Start of Source text

“I hope I don’t get sick. I don’t want to get sick.”
Little did I know that those two sentences were a warning. I mean, no one wants to get sick, but when you are going on your first deep-sea fishing trip for 6 hours, it is a common thing to say or hear during your excitement heading to the pier. It’s not one of those in-your-face warnings.
After weeks of planning, and months of being forced to stay at home during the COVID-19 pandemic, I booked a fishing trip for my nephews and I and invited a couple of friends along. One of my buddies couldn’t make it, but he let his daughter come out for her first trip out into the ocean. I’ve known her since she was 18 months old, and usually causing chaos for her parents when we’re together. She’s now almost a teenager, but we’re still close and I call her my daughter.
But even after over 10 years, I wasn’t aware of her problem with anxiety. Why should I be? I’m not actually her parent, and that’s not exactly something that comes up in casual conversations. But I would soon be aware, and I’d be thankful that I was brought on board IFHP as I have learned A LOT about other mental health problems in my researching for the company; and even more so, ways to help people cope through a bout.

End of Source text

Problem set -
A – In the fishing trip story, how long was the deep-sea fishing trip planned to last?
B – Continue the fishing trip story from its last sentence.

Start of Stored data

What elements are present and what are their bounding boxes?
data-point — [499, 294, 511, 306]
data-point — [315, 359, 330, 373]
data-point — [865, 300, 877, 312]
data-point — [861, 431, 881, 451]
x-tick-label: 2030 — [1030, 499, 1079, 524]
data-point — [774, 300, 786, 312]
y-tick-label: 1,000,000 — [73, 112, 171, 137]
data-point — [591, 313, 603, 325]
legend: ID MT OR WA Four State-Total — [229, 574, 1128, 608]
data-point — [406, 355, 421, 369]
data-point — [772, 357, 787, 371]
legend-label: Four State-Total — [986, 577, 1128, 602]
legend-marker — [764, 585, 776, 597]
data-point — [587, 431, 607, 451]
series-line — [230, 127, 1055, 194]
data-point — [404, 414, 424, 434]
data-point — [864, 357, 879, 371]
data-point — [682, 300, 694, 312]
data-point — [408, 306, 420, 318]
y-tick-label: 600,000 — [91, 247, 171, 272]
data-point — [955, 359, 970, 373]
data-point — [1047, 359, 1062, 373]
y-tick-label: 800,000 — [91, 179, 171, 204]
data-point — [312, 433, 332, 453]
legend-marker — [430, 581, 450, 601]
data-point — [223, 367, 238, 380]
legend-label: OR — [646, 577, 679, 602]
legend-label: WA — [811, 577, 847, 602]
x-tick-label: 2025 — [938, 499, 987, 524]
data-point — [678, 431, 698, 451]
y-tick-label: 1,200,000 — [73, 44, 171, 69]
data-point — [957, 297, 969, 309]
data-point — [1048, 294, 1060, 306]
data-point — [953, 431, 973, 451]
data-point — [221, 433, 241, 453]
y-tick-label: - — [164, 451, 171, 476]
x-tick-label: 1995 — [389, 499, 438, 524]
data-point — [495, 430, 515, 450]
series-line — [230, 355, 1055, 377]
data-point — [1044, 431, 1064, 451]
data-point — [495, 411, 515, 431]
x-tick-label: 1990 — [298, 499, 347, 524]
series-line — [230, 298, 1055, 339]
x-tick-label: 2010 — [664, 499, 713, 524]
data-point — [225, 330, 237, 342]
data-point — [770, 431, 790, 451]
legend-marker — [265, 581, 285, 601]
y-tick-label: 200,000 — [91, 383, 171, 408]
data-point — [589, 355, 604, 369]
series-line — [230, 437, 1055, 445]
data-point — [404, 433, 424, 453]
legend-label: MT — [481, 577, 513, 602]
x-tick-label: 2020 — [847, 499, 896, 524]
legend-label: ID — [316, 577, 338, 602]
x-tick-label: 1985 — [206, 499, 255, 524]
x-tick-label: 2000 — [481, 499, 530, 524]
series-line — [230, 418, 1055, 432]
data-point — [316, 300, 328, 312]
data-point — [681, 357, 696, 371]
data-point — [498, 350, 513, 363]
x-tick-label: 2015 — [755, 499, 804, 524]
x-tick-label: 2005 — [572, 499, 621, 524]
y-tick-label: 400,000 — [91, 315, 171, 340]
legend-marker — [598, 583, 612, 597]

End of Stored data

Responses by item number -
A – 6 hours

B –
Everything was going great on the fishing trip. We were about four hours into the six hour trip, reeling in fish as if we were pros. However, during a fight with a kingfish, I think the excitement and physicality of it caused me to lose my lunch, but I wasn’t going to lose the fish. I fought it and got the sucker in the boat. In the meantime, I at first did not notice what was happening behind me. My daughter began having an anxiety attack, brought on by her thinking that because I just got sick that she was going to get sick, the one thing that she didn’t want happening, that she had warned of earlier.
After confirming with her the situation, I took what I had learned and started putting it to use. First, asking if there was a medication she needed (no, she didn’t take any) and then asking how she best copes with these attacks. First and foremost, she needed to talk to her mom, but 20 miles out in the middle of the Gulf of Mexico isn’t exactly prime signal location. In meantime, I sat her in my lap and just held her as she requested and began breathing techniques I knew to slow her breathing. Soon her breathing was more in rhythm and she could now speak more clearly. For the next hour as the captain turned the boat back to shore, I’d try to control her thinking by bringing up topics that I knew she had a strong passion about, like drama class or her doing things for church and charities.
Finally, she passed out in the cabin on my shoulder. It wasn’t a very comfortable position I was in. We were in two separate patio type chairs that had about a 2-foot gap between and I was leaning towards her so she could rest her head on my shoulder. But there wasn’t any way I was moving until we were back at dock, regardless how much my back was hurting me. For two hours I held the position. Her health was the most important thing. As soon as we were within signal range, I woke her and handed her phone to her so she could call her mom.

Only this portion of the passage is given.